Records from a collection
+++
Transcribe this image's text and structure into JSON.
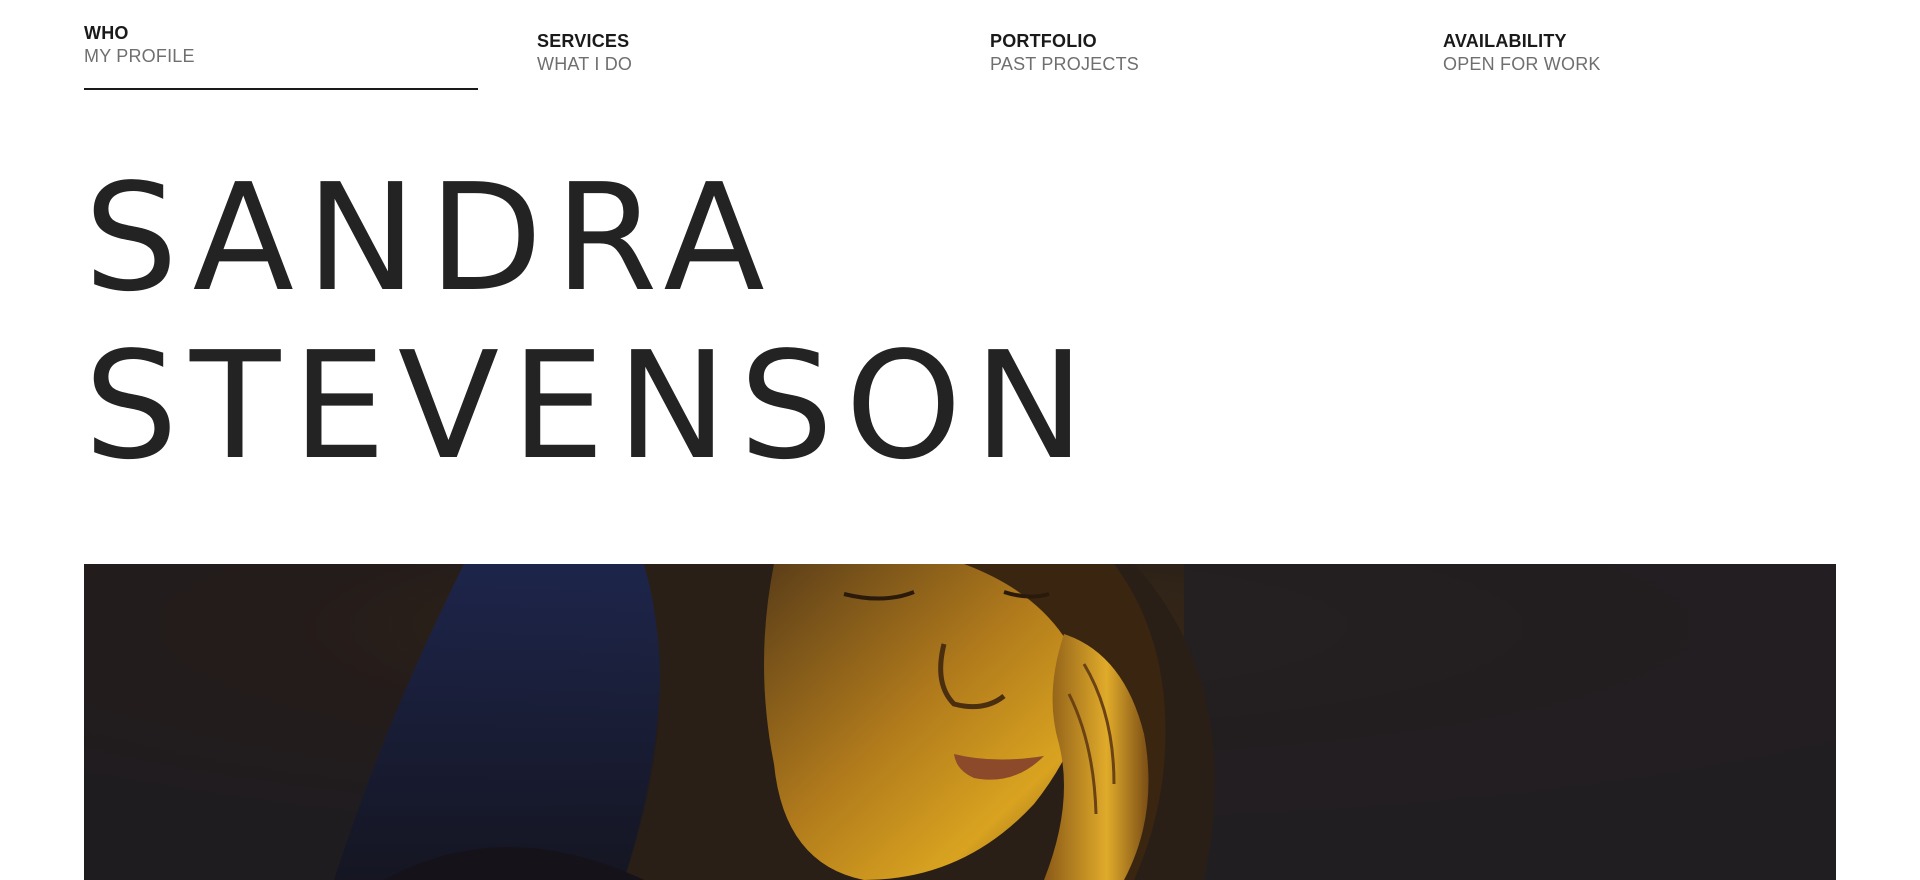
{
  "nav": {
    "items": [
      {
        "title": "WHO",
        "subtitle": "MY PROFILE",
        "active": true
      },
      {
        "title": "SERVICES",
        "subtitle": "WHAT I DO",
        "active": false
      },
      {
        "title": "PORTFOLIO",
        "subtitle": "PAST PROJECTS",
        "active": false
      },
      {
        "title": "AVAILABILITY",
        "subtitle": "OPEN FOR WORK",
        "active": false
      }
    ]
  },
  "hero": {
    "first_name": "SANDRA",
    "last_name": "STEVENSON"
  },
  "photo": {
    "subject": "portrait-photo",
    "colors": {
      "background": "#221e22",
      "skin_highlight": "#d49a1c",
      "hair": "#2a1f16",
      "blue_light": "#1c2a55"
    }
  }
}
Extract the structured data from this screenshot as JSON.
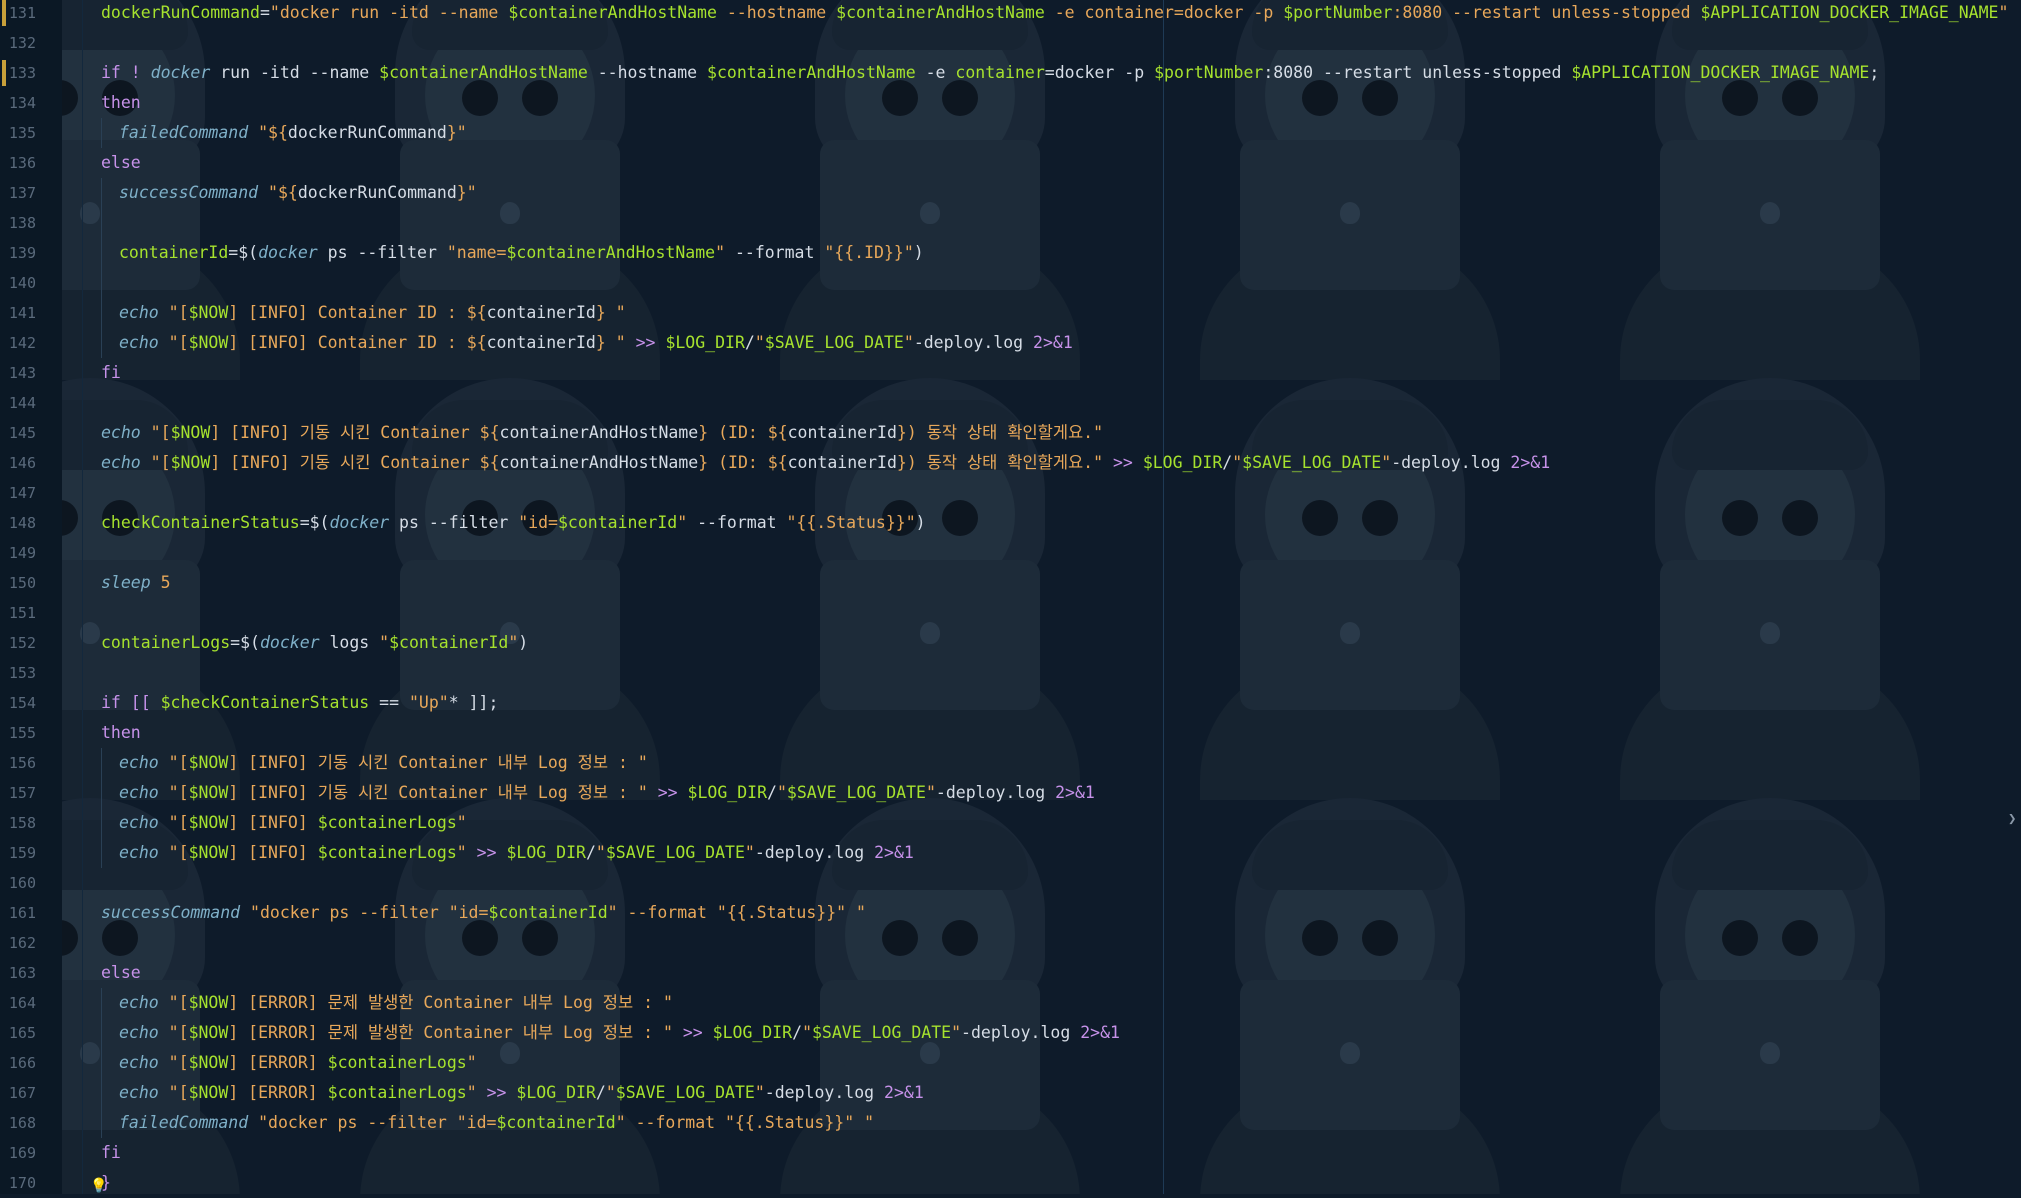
{
  "editor": {
    "colors": {
      "background": "#0e1b2a",
      "keyword": "#c792ea",
      "variable": "#a6e22e",
      "string": "#e8a85a",
      "command": "#7fb0c8",
      "plain": "#d6dde6",
      "line_number": "#5a6a7c",
      "modified_marker": "#c8a03a"
    },
    "modified_lines": [
      131,
      133
    ],
    "lines": [
      {
        "n": "131",
        "tokens": [
          [
            "var",
            "dockerRunCommand"
          ],
          [
            "plain",
            "="
          ],
          [
            "str",
            "\"docker run -itd --name "
          ],
          [
            "var",
            "$containerAndHostName"
          ],
          [
            "str",
            " --hostname "
          ],
          [
            "var",
            "$containerAndHostName"
          ],
          [
            "str",
            " -e container=docker -p "
          ],
          [
            "var",
            "$portNumber"
          ],
          [
            "str",
            ":8080 --restart unless-stopped "
          ],
          [
            "var",
            "$APPLICATION_DOCKER_IMAGE_NAME"
          ],
          [
            "str",
            "\""
          ]
        ]
      },
      {
        "n": "132",
        "tokens": []
      },
      {
        "n": "133",
        "tokens": [
          [
            "kw",
            "if ! "
          ],
          [
            "cmd",
            "docker"
          ],
          [
            "plain",
            " run -itd --name "
          ],
          [
            "var",
            "$containerAndHostName"
          ],
          [
            "plain",
            " --hostname "
          ],
          [
            "var",
            "$containerAndHostName"
          ],
          [
            "plain",
            " -e "
          ],
          [
            "var",
            "container"
          ],
          [
            "plain",
            "=docker -p "
          ],
          [
            "var",
            "$portNumber"
          ],
          [
            "plain",
            ":8080 --restart unless-stopped "
          ],
          [
            "var",
            "$APPLICATION_DOCKER_IMAGE_NAME"
          ],
          [
            "plain",
            ";"
          ]
        ]
      },
      {
        "n": "134",
        "tokens": [
          [
            "kw",
            "then"
          ]
        ]
      },
      {
        "n": "135",
        "indent": 1,
        "tokens": [
          [
            "cmd",
            "failedCommand"
          ],
          [
            "str",
            " \"${"
          ],
          [
            "plain",
            "dockerRunCommand"
          ],
          [
            "str",
            "}\""
          ]
        ]
      },
      {
        "n": "136",
        "tokens": [
          [
            "kw",
            "else"
          ]
        ]
      },
      {
        "n": "137",
        "indent": 1,
        "tokens": [
          [
            "cmd",
            "successCommand"
          ],
          [
            "str",
            " \"${"
          ],
          [
            "plain",
            "dockerRunCommand"
          ],
          [
            "str",
            "}\""
          ]
        ]
      },
      {
        "n": "138",
        "indent": 1,
        "tokens": []
      },
      {
        "n": "139",
        "indent": 1,
        "tokens": [
          [
            "var",
            "containerId"
          ],
          [
            "plain",
            "=$("
          ],
          [
            "cmd",
            "docker"
          ],
          [
            "plain",
            " ps --filter "
          ],
          [
            "str",
            "\"name="
          ],
          [
            "var",
            "$containerAndHostName"
          ],
          [
            "str",
            "\""
          ],
          [
            "plain",
            " --format "
          ],
          [
            "str",
            "\"{{.ID}}\""
          ],
          [
            "plain",
            ")"
          ]
        ]
      },
      {
        "n": "140",
        "indent": 1,
        "tokens": []
      },
      {
        "n": "141",
        "indent": 1,
        "tokens": [
          [
            "cmd",
            "echo"
          ],
          [
            "str",
            " \"["
          ],
          [
            "var",
            "$NOW"
          ],
          [
            "str",
            "] [INFO] Container ID : ${"
          ],
          [
            "plain",
            "containerId"
          ],
          [
            "str",
            "} \""
          ]
        ]
      },
      {
        "n": "142",
        "indent": 1,
        "tokens": [
          [
            "cmd",
            "echo"
          ],
          [
            "str",
            " \"["
          ],
          [
            "var",
            "$NOW"
          ],
          [
            "str",
            "] [INFO] Container ID : ${"
          ],
          [
            "plain",
            "containerId"
          ],
          [
            "str",
            "} \""
          ],
          [
            "kw",
            " >> "
          ],
          [
            "var",
            "$LOG_DIR"
          ],
          [
            "plain",
            "/"
          ],
          [
            "str",
            "\""
          ],
          [
            "var",
            "$SAVE_LOG_DATE"
          ],
          [
            "str",
            "\""
          ],
          [
            "plain",
            "-deploy.log "
          ],
          [
            "kw",
            "2>&1"
          ]
        ]
      },
      {
        "n": "143",
        "tokens": [
          [
            "kw",
            "fi"
          ]
        ]
      },
      {
        "n": "144",
        "tokens": []
      },
      {
        "n": "145",
        "tokens": [
          [
            "cmd",
            "echo"
          ],
          [
            "str",
            " \"["
          ],
          [
            "var",
            "$NOW"
          ],
          [
            "str",
            "] [INFO] 기동 시킨 Container ${"
          ],
          [
            "plain",
            "containerAndHostName"
          ],
          [
            "str",
            "} (ID: ${"
          ],
          [
            "plain",
            "containerId"
          ],
          [
            "str",
            "}) 동작 상태 확인할게요.\""
          ]
        ]
      },
      {
        "n": "146",
        "tokens": [
          [
            "cmd",
            "echo"
          ],
          [
            "str",
            " \"["
          ],
          [
            "var",
            "$NOW"
          ],
          [
            "str",
            "] [INFO] 기동 시킨 Container ${"
          ],
          [
            "plain",
            "containerAndHostName"
          ],
          [
            "str",
            "} (ID: ${"
          ],
          [
            "plain",
            "containerId"
          ],
          [
            "str",
            "}) 동작 상태 확인할게요.\""
          ],
          [
            "kw",
            " >> "
          ],
          [
            "var",
            "$LOG_DIR"
          ],
          [
            "plain",
            "/"
          ],
          [
            "str",
            "\""
          ],
          [
            "var",
            "$SAVE_LOG_DATE"
          ],
          [
            "str",
            "\""
          ],
          [
            "plain",
            "-deploy.log "
          ],
          [
            "kw",
            "2>&1"
          ]
        ]
      },
      {
        "n": "147",
        "tokens": []
      },
      {
        "n": "148",
        "tokens": [
          [
            "var",
            "checkContainerStatus"
          ],
          [
            "plain",
            "=$("
          ],
          [
            "cmd",
            "docker"
          ],
          [
            "plain",
            " ps --filter "
          ],
          [
            "str",
            "\"id="
          ],
          [
            "var",
            "$containerId"
          ],
          [
            "str",
            "\""
          ],
          [
            "plain",
            " --format "
          ],
          [
            "str",
            "\"{{.Status}}\""
          ],
          [
            "plain",
            ")"
          ]
        ]
      },
      {
        "n": "149",
        "tokens": []
      },
      {
        "n": "150",
        "tokens": [
          [
            "cmd",
            "sleep"
          ],
          [
            "str",
            " 5"
          ]
        ]
      },
      {
        "n": "151",
        "tokens": []
      },
      {
        "n": "152",
        "tokens": [
          [
            "var",
            "containerLogs"
          ],
          [
            "plain",
            "=$("
          ],
          [
            "cmd",
            "docker"
          ],
          [
            "plain",
            " logs "
          ],
          [
            "str",
            "\""
          ],
          [
            "var",
            "$containerId"
          ],
          [
            "str",
            "\""
          ],
          [
            "plain",
            ")"
          ]
        ]
      },
      {
        "n": "153",
        "tokens": []
      },
      {
        "n": "154",
        "tokens": [
          [
            "kw",
            "if [[ "
          ],
          [
            "var",
            "$checkContainerStatus"
          ],
          [
            "plain",
            " == "
          ],
          [
            "str",
            "\"Up\""
          ],
          [
            "plain",
            "* ]];"
          ]
        ]
      },
      {
        "n": "155",
        "tokens": [
          [
            "kw",
            "then"
          ]
        ]
      },
      {
        "n": "156",
        "indent": 1,
        "tokens": [
          [
            "cmd",
            "echo"
          ],
          [
            "str",
            " \"["
          ],
          [
            "var",
            "$NOW"
          ],
          [
            "str",
            "] [INFO] 기동 시킨 Container 내부 Log 정보 : \""
          ]
        ]
      },
      {
        "n": "157",
        "indent": 1,
        "tokens": [
          [
            "cmd",
            "echo"
          ],
          [
            "str",
            " \"["
          ],
          [
            "var",
            "$NOW"
          ],
          [
            "str",
            "] [INFO] 기동 시킨 Container 내부 Log 정보 : \""
          ],
          [
            "kw",
            " >> "
          ],
          [
            "var",
            "$LOG_DIR"
          ],
          [
            "plain",
            "/"
          ],
          [
            "str",
            "\""
          ],
          [
            "var",
            "$SAVE_LOG_DATE"
          ],
          [
            "str",
            "\""
          ],
          [
            "plain",
            "-deploy.log "
          ],
          [
            "kw",
            "2>&1"
          ]
        ]
      },
      {
        "n": "158",
        "indent": 1,
        "tokens": [
          [
            "cmd",
            "echo"
          ],
          [
            "str",
            " \"["
          ],
          [
            "var",
            "$NOW"
          ],
          [
            "str",
            "] [INFO] "
          ],
          [
            "var",
            "$containerLogs"
          ],
          [
            "str",
            "\""
          ]
        ]
      },
      {
        "n": "159",
        "indent": 1,
        "tokens": [
          [
            "cmd",
            "echo"
          ],
          [
            "str",
            " \"["
          ],
          [
            "var",
            "$NOW"
          ],
          [
            "str",
            "] [INFO] "
          ],
          [
            "var",
            "$containerLogs"
          ],
          [
            "str",
            "\""
          ],
          [
            "kw",
            " >> "
          ],
          [
            "var",
            "$LOG_DIR"
          ],
          [
            "plain",
            "/"
          ],
          [
            "str",
            "\""
          ],
          [
            "var",
            "$SAVE_LOG_DATE"
          ],
          [
            "str",
            "\""
          ],
          [
            "plain",
            "-deploy.log "
          ],
          [
            "kw",
            "2>&1"
          ]
        ]
      },
      {
        "n": "160",
        "tokens": []
      },
      {
        "n": "161",
        "tokens": [
          [
            "cmd",
            "successCommand"
          ],
          [
            "str",
            " \"docker ps --filter \"id="
          ],
          [
            "var",
            "$containerId"
          ],
          [
            "str",
            "\" --format \"{{.Status}}\" \""
          ]
        ]
      },
      {
        "n": "162",
        "tokens": []
      },
      {
        "n": "163",
        "tokens": [
          [
            "kw",
            "else"
          ]
        ]
      },
      {
        "n": "164",
        "indent": 1,
        "tokens": [
          [
            "cmd",
            "echo"
          ],
          [
            "str",
            " \"["
          ],
          [
            "var",
            "$NOW"
          ],
          [
            "str",
            "] [ERROR] 문제 발생한 Container 내부 Log 정보 : \""
          ]
        ]
      },
      {
        "n": "165",
        "indent": 1,
        "tokens": [
          [
            "cmd",
            "echo"
          ],
          [
            "str",
            " \"["
          ],
          [
            "var",
            "$NOW"
          ],
          [
            "str",
            "] [ERROR] 문제 발생한 Container 내부 Log 정보 : \""
          ],
          [
            "kw",
            " >> "
          ],
          [
            "var",
            "$LOG_DIR"
          ],
          [
            "plain",
            "/"
          ],
          [
            "str",
            "\""
          ],
          [
            "var",
            "$SAVE_LOG_DATE"
          ],
          [
            "str",
            "\""
          ],
          [
            "plain",
            "-deploy.log "
          ],
          [
            "kw",
            "2>&1"
          ]
        ]
      },
      {
        "n": "166",
        "indent": 1,
        "tokens": [
          [
            "cmd",
            "echo"
          ],
          [
            "str",
            " \"["
          ],
          [
            "var",
            "$NOW"
          ],
          [
            "str",
            "] [ERROR] "
          ],
          [
            "var",
            "$containerLogs"
          ],
          [
            "str",
            "\""
          ]
        ]
      },
      {
        "n": "167",
        "indent": 1,
        "tokens": [
          [
            "cmd",
            "echo"
          ],
          [
            "str",
            " \"["
          ],
          [
            "var",
            "$NOW"
          ],
          [
            "str",
            "] [ERROR] "
          ],
          [
            "var",
            "$containerLogs"
          ],
          [
            "str",
            "\""
          ],
          [
            "kw",
            " >> "
          ],
          [
            "var",
            "$LOG_DIR"
          ],
          [
            "plain",
            "/"
          ],
          [
            "str",
            "\""
          ],
          [
            "var",
            "$SAVE_LOG_DATE"
          ],
          [
            "str",
            "\""
          ],
          [
            "plain",
            "-deploy.log "
          ],
          [
            "kw",
            "2>&1"
          ]
        ]
      },
      {
        "n": "168",
        "indent": 1,
        "tokens": [
          [
            "cmd",
            "failedCommand"
          ],
          [
            "str",
            " \"docker ps --filter \"id="
          ],
          [
            "var",
            "$containerId"
          ],
          [
            "str",
            "\" --format \"{{.Status}}\" \""
          ]
        ]
      },
      {
        "n": "169",
        "tokens": [
          [
            "kw",
            "fi"
          ]
        ]
      },
      {
        "n": "170",
        "tokens": [
          [
            "kw",
            "}"
          ]
        ]
      }
    ],
    "icons": {
      "bulb": "lightbulb-icon",
      "edge": "collapse-arrow-icon"
    },
    "edge_glyph": "❯",
    "bulb_glyph": "💡"
  }
}
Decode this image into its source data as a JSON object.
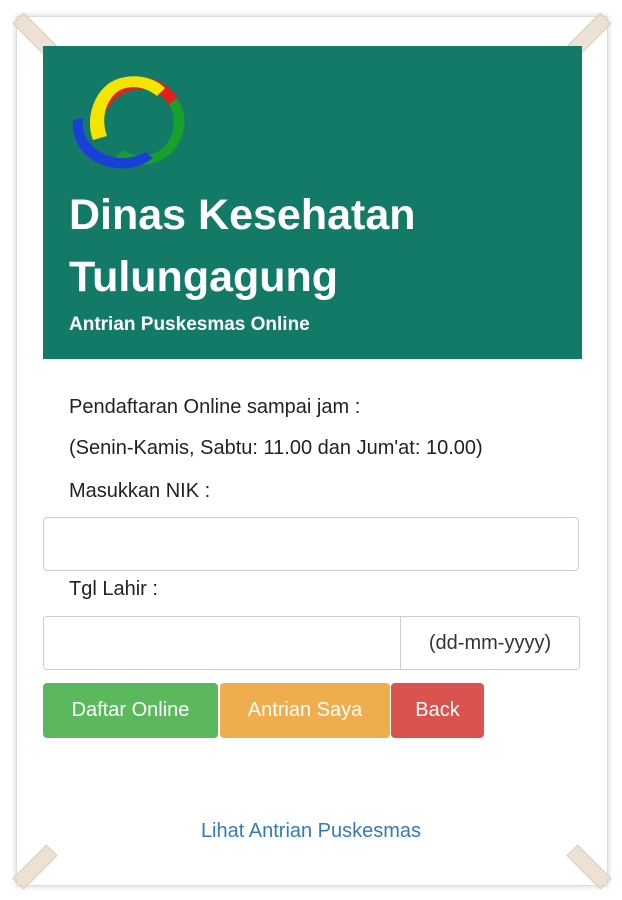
+++
=== WHAT THIS TASK INVOLVES ===
In the records shown above, how many lines include the word "background"? Answer with the number only.

=== ANSWER TO THIS PROBLEM ===
2